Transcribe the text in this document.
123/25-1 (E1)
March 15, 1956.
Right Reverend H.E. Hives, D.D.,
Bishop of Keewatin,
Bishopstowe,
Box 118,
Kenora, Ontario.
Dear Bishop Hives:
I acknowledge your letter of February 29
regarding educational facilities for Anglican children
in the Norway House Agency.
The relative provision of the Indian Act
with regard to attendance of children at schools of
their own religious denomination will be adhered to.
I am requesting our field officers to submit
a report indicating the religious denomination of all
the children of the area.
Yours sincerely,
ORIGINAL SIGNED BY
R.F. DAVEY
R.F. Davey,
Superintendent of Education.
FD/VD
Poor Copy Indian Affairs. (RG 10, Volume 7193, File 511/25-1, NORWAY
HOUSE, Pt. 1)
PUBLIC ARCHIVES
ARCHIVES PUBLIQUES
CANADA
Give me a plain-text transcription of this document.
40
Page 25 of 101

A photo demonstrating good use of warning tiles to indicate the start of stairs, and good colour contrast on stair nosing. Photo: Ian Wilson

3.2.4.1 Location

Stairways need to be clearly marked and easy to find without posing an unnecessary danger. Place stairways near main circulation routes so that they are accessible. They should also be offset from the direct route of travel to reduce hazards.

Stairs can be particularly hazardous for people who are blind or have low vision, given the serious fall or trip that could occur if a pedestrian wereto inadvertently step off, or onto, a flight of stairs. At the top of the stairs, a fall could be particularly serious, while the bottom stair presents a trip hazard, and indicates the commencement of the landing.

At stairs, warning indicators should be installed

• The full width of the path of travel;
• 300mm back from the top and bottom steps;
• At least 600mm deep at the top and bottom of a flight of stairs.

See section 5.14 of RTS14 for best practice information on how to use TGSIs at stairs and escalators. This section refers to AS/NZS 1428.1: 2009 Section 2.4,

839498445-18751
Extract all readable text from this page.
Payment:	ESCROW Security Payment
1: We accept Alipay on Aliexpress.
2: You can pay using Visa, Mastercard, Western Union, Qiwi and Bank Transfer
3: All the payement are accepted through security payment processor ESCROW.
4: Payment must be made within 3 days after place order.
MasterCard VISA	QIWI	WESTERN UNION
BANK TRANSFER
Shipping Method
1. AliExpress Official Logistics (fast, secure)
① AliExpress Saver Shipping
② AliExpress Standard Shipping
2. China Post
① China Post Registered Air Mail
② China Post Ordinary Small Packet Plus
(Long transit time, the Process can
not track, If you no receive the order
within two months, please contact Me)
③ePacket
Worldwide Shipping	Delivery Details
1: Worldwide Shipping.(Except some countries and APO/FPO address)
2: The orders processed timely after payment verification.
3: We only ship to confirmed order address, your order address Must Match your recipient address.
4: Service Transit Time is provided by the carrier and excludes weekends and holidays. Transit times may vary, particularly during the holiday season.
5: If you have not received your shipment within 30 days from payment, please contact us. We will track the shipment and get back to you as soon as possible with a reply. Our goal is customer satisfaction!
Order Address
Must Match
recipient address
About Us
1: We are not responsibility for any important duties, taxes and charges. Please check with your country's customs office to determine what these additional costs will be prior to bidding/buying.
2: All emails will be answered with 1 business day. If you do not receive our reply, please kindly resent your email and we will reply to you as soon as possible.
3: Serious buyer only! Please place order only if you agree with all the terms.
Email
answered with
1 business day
================
#### Direction
Nothing in the data may differ; print all of it exactly as written.

#### Solution to this problem
Transcribe the text in this document.
123/25-1 (E1)
March 15, 1956.
Right Reverend H.E. Hives, D.D.,
Bishop of Keewatin,
Bishopstowe,
Box 118,
Kenora, Ontario.
Dear Bishop Hives:
I acknowledge your letter of February 29
regarding educational facilities for Anglican children
in the Norway House Agency.
The relative provision of the Indian Act
with regard to attendance of children at schools of
their own religious denomination will be adhered to.
I am requesting our field officers to submit
a report indicating the religious denomination of all
the children of the area.
Yours sincerely,
ORIGINAL SIGNED BY
R.F. DAVEY
R.F. Davey,
Superintendent of Education.
FD/VD
Poor Copy Indian Affairs. (RG 10, Volume 7193, File 511/25-1, NORWAY
HOUSE, Pt. 1)
PUBLIC ARCHIVES
ARCHIVES PUBLIQUES
CANADA
Give me a plain-text transcription of this document.
40
Page 25 of 101

A photo demonstrating good use of warning tiles to indicate the start of stairs, and good colour contrast on stair nosing. Photo: Ian Wilson

3.2.4.1 Location

Stairways need to be clearly marked and easy to find without posing an unnecessary danger. Place stairways near main circulation routes so that they are accessible. They should also be offset from the direct route of travel to reduce hazards.

Stairs can be particularly hazardous for people who are blind or have low vision, given the serious fall or trip that could occur if a pedestrian wereto inadvertently step off, or onto, a flight of stairs. At the top of the stairs, a fall could be particularly serious, while the bottom stair presents a trip hazard, and indicates the commencement of the landing.

At stairs, warning indicators should be installed

• The full width of the path of travel;
• 300mm back from the top and bottom steps;
• At least 600mm deep at the top and bottom of a flight of stairs.

See section 5.14 of RTS14 for best practice information on how to use TGSIs at stairs and escalators. This section refers to AS/NZS 1428.1: 2009 Section 2.4,

839498445-18751
Extract all readable text from this page.
Payment:	ESCROW Security Payment
1: We accept Alipay on Aliexpress.
2: You can pay using Visa, Mastercard, Western Union, Qiwi and Bank Transfer
3: All the payement are accepted through security payment processor ESCROW.
4: Payment must be made within 3 days after place order.
MasterCard VISA	QIWI	WESTERN UNION
BANK TRANSFER
Shipping Method
1. AliExpress Official Logistics (fast, secure)
① AliExpress Saver Shipping
② AliExpress Standard Shipping
2. China Post
① China Post Registered Air Mail
② China Post Ordinary Small Packet Plus
(Long transit time, the Process can
not track, If you no receive the order
within two months, please contact Me)
③ePacket
Worldwide Shipping	Delivery Details
1: Worldwide Shipping.(Except some countries and APO/FPO address)
2: The orders processed timely after payment verification.
3: We only ship to confirmed order address, your order address Must Match your recipient address.
4: Service Transit Time is provided by the carrier and excludes weekends and holidays. Transit times may vary, particularly during the holiday season.
5: If you have not received your shipment within 30 days from payment, please contact us. We will track the shipment and get back to you as soon as possible with a reply. Our goal is customer satisfaction!
Order Address
Must Match
recipient address
About Us
1: We are not responsibility for any important duties, taxes and charges. Please check with your country's customs office to determine what these additional costs will be prior to bidding/buying.
2: All emails will be answered with 1 business day. If you do not receive our reply, please kindly resent your email and we will reply to you as soon as possible.
3: Serious buyer only! Please place order only if you agree with all the terms.
Email
answered with
1 business day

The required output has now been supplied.